Passage fourni →

Pouvons-nous en débattre ? Cela vaut-il la peine de s’attarder un peu sur l’heure à laquelle madame doit rentrer ? Il m’aura fallu entendre mes copines en parler autour d’un verre.

Nous sommes chez Watos, un des bars les plus fréquentés à Bujumbura. La musique est un peu forte, mais ça n’empêche pas les gens de discuter, tout en sirotant chacun sa bière. Ça fait juste une demie heure que nous sommes assises, à 4, autour d’une petite table ronde. Soudain, un téléphone sonne, c’est Nadia, la maman branchée, piercing sur le nez, arborant des gourmettes sur les deux pieds, que l’on appelle. Elle s’éloigne un peu pour répondre, et nous, nous continuons à papoter. Nos bouteilles sont encore remplies, à moitié. Quand Nadia revient, elle lance : « À peine je vide mon premier verre et  mon mari veut savoir à quelle heure je rentre », dit-elle  en levant les yeux vers le ciel.  « C’est toujours comme ça quand je sors », ajoute-t-elle. Et hop, le débat est lancé.

Section des données →
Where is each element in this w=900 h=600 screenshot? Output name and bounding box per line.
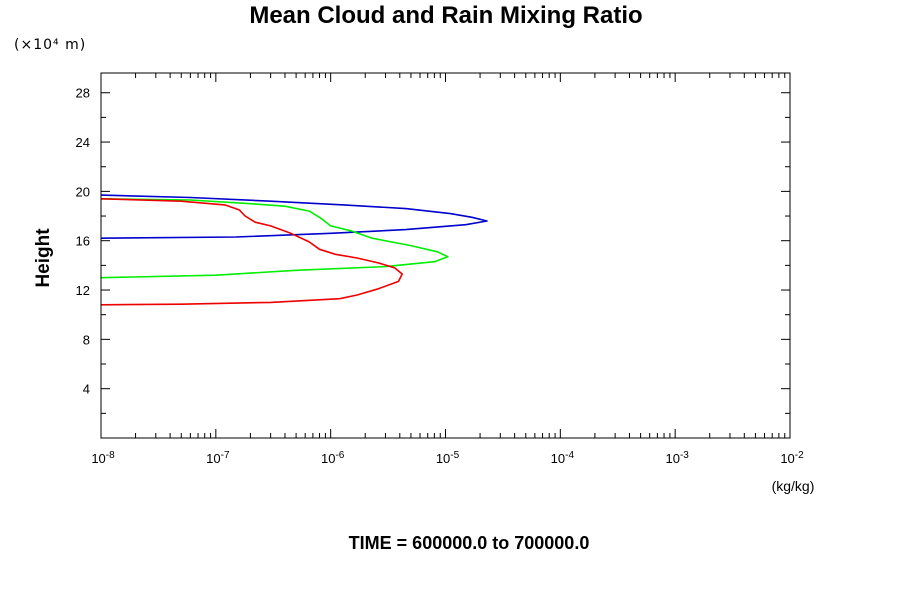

Objectif de l'exercice → D'après le passage fourni, que veut savoir le mari de Nadia quand il l'appelle au bar ? Ce matériel n'a aucun lien avec le passage fourni.

Réponse rédigée → Il veut savoir à quelle heure elle rentre.